Task to complete: Quote all lines below exactly. Images stay out.
** START OF Given information **
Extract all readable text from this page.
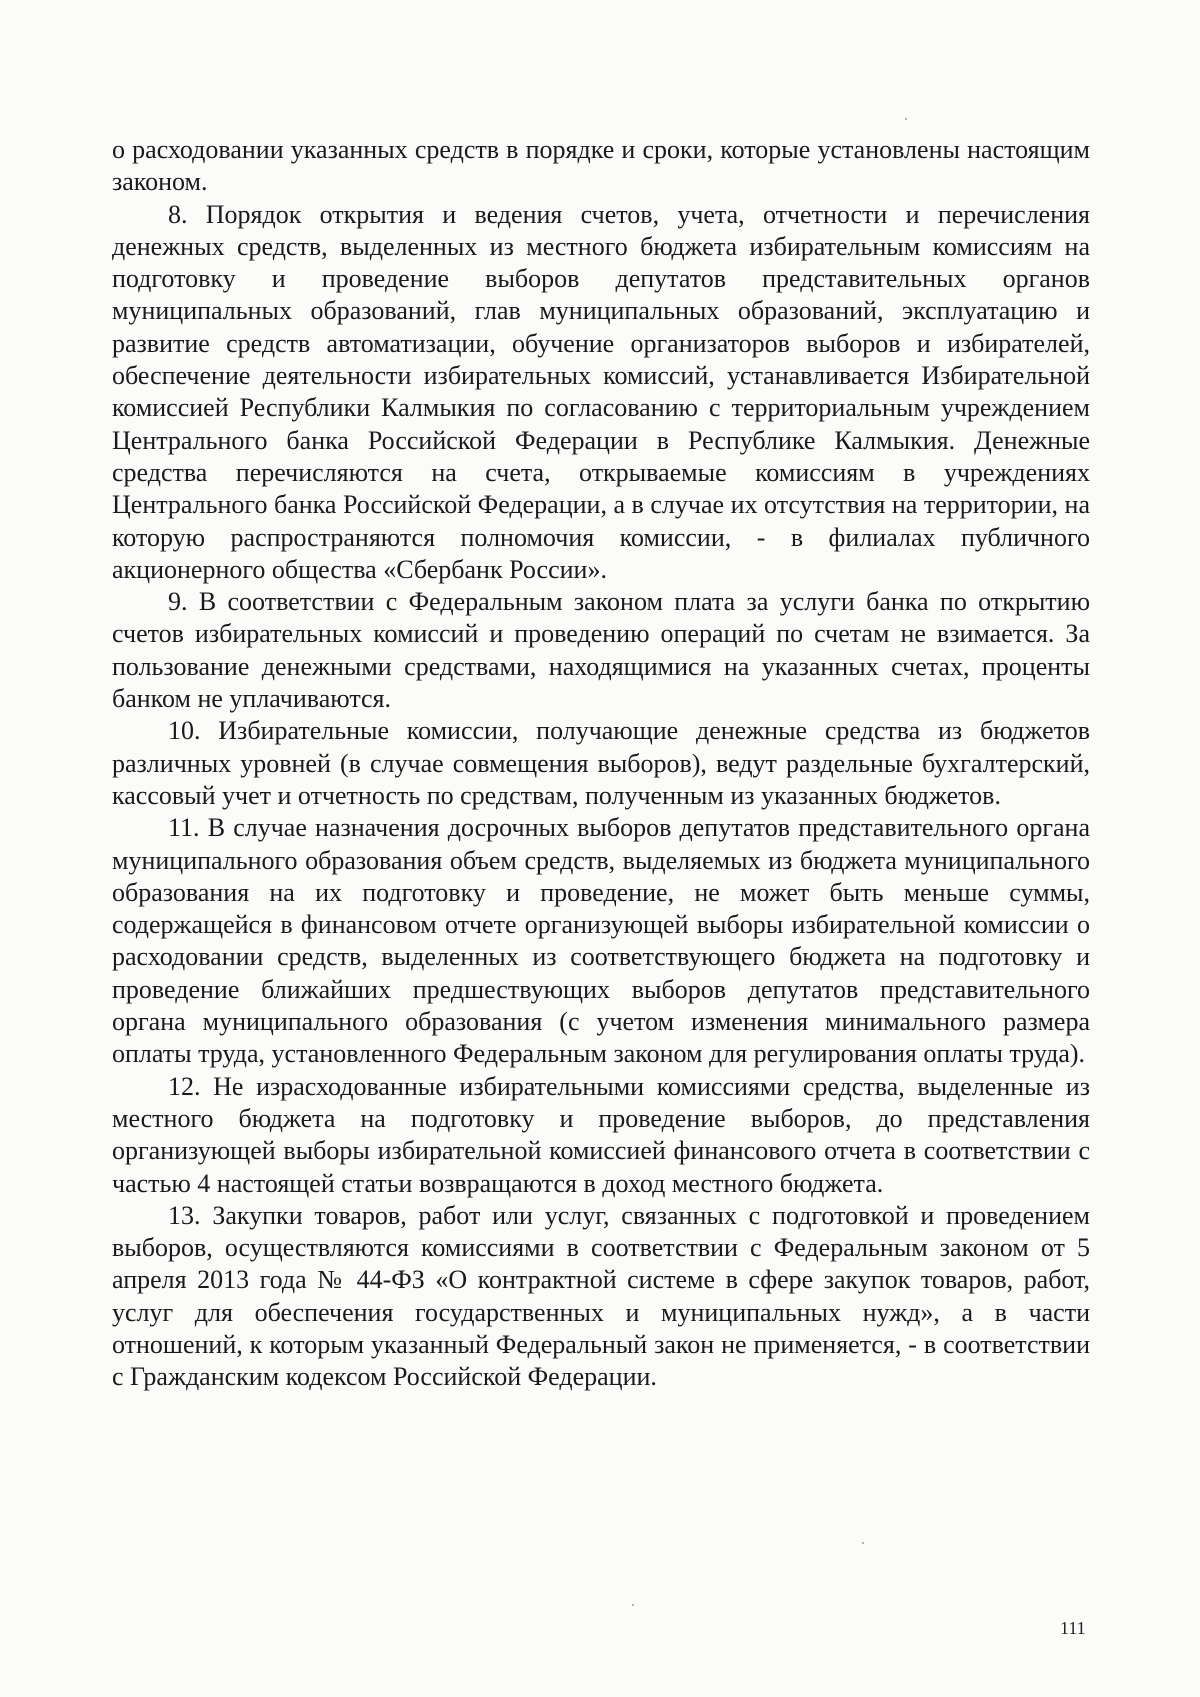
о расходовании указанных средств в порядке и сроки, которые установлены настоящим законом.

8. Порядок открытия и ведения счетов, учета, отчетности и перечисления денежных средств, выделенных из местного бюджета избирательным комиссиям на подготовку и проведение выборов депутатов представительных органов муниципальных образований, глав муниципальных образований, эксплуатацию и развитие средств автоматизации, обучение организаторов выборов и избирателей, обеспечение деятельности избирательных комиссий, устанавливается Избирательной комиссией Республики Калмыкия по согласованию с территориальным учреждением Центрального банка Российской Федерации в Республике Калмыкия. Денежные средства перечисляются на счета, открываемые комиссиям в учреждениях Центрального банка Российской Федерации, а в случае их отсутствия на территории, на которую распространяются полномочия комиссии, - в филиалах публичного акционерного общества «Сбербанк России».

9. В соответствии с Федеральным законом плата за услуги банка по открытию счетов избирательных комиссий и проведению операций по счетам не взимается. За пользование денежными средствами, находящимися на указанных счетах, проценты банком не уплачиваются.

10. Избирательные комиссии, получающие денежные средства из бюджетов различных уровней (в случае совмещения выборов), ведут раздельные бухгалтерский, кассовый учет и отчетность по средствам, полученным из указанных бюджетов.

11. В случае назначения досрочных выборов депутатов представительного органа муниципального образования объем средств, выделяемых из бюджета муниципального образования на их подготовку и проведение, не может быть меньше суммы, содержащейся в финансовом отчете организующей выборы избирательной комиссии о расходовании средств, выделенных из соответствующего бюджета на подготовку и проведение ближайших предшествующих выборов депутатов представительного органа муниципального образования (с учетом изменения минимального размера оплаты труда, установленного Федеральным законом для регулирования оплаты труда).

12. Не израсходованные избирательными комиссиями средства, выделенные из местного бюджета на подготовку и проведение выборов, до представления организующей выборы избирательной комиссией финансового отчета в соответствии с частью 4 настоящей статьи возвращаются в доход местного бюджета.

13. Закупки товаров, работ или услуг, связанных с подготовкой и проведением выборов, осуществляются комиссиями в соответствии с Федеральным законом от 5 апреля 2013 года № 44-ФЗ «О контрактной системе в сфере закупок товаров, работ, услуг для обеспечения государственных и муниципальных нужд», а в части отношений, к которым указанный Федеральный закон не применяется, - в соответствии с Гражданским кодексом Российской Федерации.

111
** END OF Given information **
Task output:
Extract all readable text from this page.
о расходовании указанных средств в порядке и сроки, которые установлены настоящим законом.

8. Порядок открытия и ведения счетов, учета, отчетности и перечисления денежных средств, выделенных из местного бюджета избирательным комиссиям на подготовку и проведение выборов депутатов представительных органов муниципальных образований, глав муниципальных образований, эксплуатацию и развитие средств автоматизации, обучение организаторов выборов и избирателей, обеспечение деятельности избирательных комиссий, устанавливается Избирательной комиссией Республики Калмыкия по согласованию с территориальным учреждением Центрального банка Российской Федерации в Республике Калмыкия. Денежные средства перечисляются на счета, открываемые комиссиям в учреждениях Центрального банка Российской Федерации, а в случае их отсутствия на территории, на которую распространяются полномочия комиссии, - в филиалах публичного акционерного общества «Сбербанк России».

9. В соответствии с Федеральным законом плата за услуги банка по открытию счетов избирательных комиссий и проведению операций по счетам не взимается. За пользование денежными средствами, находящимися на указанных счетах, проценты банком не уплачиваются.

10. Избирательные комиссии, получающие денежные средства из бюджетов различных уровней (в случае совмещения выборов), ведут раздельные бухгалтерский, кассовый учет и отчетность по средствам, полученным из указанных бюджетов.

11. В случае назначения досрочных выборов депутатов представительного органа муниципального образования объем средств, выделяемых из бюджета муниципального образования на их подготовку и проведение, не может быть меньше суммы, содержащейся в финансовом отчете организующей выборы избирательной комиссии о расходовании средств, выделенных из соответствующего бюджета на подготовку и проведение ближайших предшествующих выборов депутатов представительного органа муниципального образования (с учетом изменения минимального размера оплаты труда, установленного Федеральным законом для регулирования оплаты труда).

12. Не израсходованные избирательными комиссиями средства, выделенные из местного бюджета на подготовку и проведение выборов, до представления организующей выборы избирательной комиссией финансового отчета в соответствии с частью 4 настоящей статьи возвращаются в доход местного бюджета.

13. Закупки товаров, работ или услуг, связанных с подготовкой и проведением выборов, осуществляются комиссиями в соответствии с Федеральным законом от 5 апреля 2013 года № 44-ФЗ «О контрактной системе в сфере закупок товаров, работ, услуг для обеспечения государственных и муниципальных нужд», а в части отношений, к которым указанный Федеральный закон не применяется, - в соответствии с Гражданским кодексом Российской Федерации.

111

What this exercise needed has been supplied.